══ Texte à lire ══
Toute décision de refus d’inscription doit être motivée et peut faire l’objet d’un recours devant le Conseil régional de l’Ordre, puis devant le Conseil national et enfin devant le Conseil d’Etat. Ces appels ne sont pas suspensifs. Comme l’indique l’article R.4112-2 du Code de la santé publique, le Conseil départemental de l’Ordre peut refuser une inscription si l’intéressé ne remplit pas, notamment, les conditions nécessaires de moralité. Et l’article R.4127-3 d’ajouter que « le médecin doit, en toutes circonstances, respecter les principes de moralité, de probité et de dévouement indispensables à l’exercice de la médecine ». 

Des conditions pouvant être sujettes à contestation, comme le rappellent certaines décisions de jurisprudence. On se souvient de l’affaire Cahuzac, du nom de l’ancien ministre condamné pour fraude fiscale alors que son casier judiciaire faisait état de ces condamnations. Le CNOM a estimé, à l’époque, que cette condamnation fiscale ne contrevenait ni aux compétences médicales de l’ancien ministre, ni à sa moralité de médecin….
═══
══ Données fournies ══
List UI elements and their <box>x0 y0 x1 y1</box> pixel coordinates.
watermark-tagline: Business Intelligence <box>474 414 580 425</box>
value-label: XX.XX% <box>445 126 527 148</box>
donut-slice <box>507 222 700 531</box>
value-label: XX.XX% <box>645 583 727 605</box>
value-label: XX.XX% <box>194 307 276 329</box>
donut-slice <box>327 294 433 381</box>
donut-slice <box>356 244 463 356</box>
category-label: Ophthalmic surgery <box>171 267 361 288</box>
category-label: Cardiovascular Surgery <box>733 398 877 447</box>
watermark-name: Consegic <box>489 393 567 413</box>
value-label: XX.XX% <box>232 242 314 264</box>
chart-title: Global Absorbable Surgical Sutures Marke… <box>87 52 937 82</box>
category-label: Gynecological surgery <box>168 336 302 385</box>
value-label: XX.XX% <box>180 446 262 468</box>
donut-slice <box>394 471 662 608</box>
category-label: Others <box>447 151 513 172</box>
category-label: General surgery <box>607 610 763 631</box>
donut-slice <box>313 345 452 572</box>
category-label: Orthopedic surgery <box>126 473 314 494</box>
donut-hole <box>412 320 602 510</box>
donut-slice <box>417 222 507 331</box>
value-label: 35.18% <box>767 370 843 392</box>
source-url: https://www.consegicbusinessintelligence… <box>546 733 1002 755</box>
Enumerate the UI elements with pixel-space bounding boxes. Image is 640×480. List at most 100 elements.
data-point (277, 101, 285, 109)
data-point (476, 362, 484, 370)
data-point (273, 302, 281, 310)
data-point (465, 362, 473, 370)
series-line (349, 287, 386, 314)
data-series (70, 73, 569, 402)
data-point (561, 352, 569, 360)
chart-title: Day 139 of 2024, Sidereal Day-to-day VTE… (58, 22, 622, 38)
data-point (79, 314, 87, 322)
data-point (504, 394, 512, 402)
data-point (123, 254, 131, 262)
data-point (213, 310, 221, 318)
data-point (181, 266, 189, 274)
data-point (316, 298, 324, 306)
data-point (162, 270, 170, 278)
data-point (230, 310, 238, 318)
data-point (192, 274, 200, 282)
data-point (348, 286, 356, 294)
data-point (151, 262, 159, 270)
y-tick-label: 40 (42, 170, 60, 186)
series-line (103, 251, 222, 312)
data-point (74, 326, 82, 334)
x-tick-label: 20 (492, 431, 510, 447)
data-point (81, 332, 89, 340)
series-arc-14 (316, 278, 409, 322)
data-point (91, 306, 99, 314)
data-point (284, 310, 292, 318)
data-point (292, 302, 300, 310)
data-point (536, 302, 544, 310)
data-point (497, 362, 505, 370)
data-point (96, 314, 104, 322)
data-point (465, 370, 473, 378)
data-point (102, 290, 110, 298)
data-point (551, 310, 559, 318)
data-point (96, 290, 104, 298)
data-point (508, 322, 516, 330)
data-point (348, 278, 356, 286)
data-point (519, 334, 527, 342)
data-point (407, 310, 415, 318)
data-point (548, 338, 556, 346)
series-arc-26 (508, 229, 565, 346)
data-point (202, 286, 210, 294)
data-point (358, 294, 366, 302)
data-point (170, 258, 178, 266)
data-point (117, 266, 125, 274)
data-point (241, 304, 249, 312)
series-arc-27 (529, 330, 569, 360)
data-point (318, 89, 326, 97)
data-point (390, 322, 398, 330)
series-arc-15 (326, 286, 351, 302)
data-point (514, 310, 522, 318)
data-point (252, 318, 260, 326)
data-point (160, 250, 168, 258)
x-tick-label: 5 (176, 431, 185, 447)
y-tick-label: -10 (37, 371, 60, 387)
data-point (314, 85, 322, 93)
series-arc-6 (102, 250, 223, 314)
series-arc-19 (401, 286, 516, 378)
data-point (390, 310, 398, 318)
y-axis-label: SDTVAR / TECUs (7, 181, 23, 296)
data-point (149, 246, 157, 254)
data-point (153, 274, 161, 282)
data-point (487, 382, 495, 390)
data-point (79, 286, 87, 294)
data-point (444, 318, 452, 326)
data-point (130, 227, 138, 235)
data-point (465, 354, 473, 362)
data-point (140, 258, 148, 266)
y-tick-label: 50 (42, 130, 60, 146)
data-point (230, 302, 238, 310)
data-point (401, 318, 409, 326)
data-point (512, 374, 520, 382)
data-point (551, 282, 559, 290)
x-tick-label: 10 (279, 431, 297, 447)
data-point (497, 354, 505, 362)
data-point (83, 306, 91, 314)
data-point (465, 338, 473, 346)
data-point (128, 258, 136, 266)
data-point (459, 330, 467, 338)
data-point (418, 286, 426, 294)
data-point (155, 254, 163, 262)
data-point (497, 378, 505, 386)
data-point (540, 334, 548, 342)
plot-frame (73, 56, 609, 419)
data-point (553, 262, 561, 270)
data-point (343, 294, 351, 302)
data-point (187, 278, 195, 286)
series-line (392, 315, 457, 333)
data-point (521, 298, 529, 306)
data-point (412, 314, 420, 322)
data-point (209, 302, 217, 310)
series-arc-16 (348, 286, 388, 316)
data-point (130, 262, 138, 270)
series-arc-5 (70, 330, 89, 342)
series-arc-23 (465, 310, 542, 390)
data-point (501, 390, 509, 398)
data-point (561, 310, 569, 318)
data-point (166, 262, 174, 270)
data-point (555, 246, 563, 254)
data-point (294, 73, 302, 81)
═══
Exercices à faire:
**1.** Dans le texte sur le refus d’inscription à l’Ordre, recopiez le passage qui va de « Des conditions pouvant » à « moralité de médecin…. », ces mots compris, en remplaçant « l’ancien ministre » par « l’ex-ministre ».
**2.** Répondez à ces questions à l’aide du texte sur le refus d’inscription à l’Ordre.
(a) Devant quelle instance se fait le premier recours contre un refus d’inscription ?
(b) Ces appels sont-ils suspensifs ?
(c) Pour quel motif l’ancien ministre a-t-il été condamné ?
**3.** D’après le texte sur le refus d’inscription à l’Ordre, quels sont tous les principes que le médecin doit respecter selon l’article R.4127-3 ?

Corrigé des exercices:
**1.**
Des conditions pouvant être sujettes à contestation, comme le rappellent certaines décisions de jurisprudence. On se souvient de l’affaire Cahuzac, du nom de l’ex-ministre condamné pour fraude fiscale alors que son casier judiciaire faisait état de ces condamnations. Le CNOM a estimé, à l’époque, que cette condamnation fiscale ne contrevenait ni aux compétences médicales de l’ex-ministre, ni à sa moralité de médecin….

**2.**
(a) Devant le Conseil régional de l’Ordre.
(b) Non, ils ne sont pas suspensifs.
(c) Pour fraude fiscale.

**3.** La moralité, la probité et le dévouement.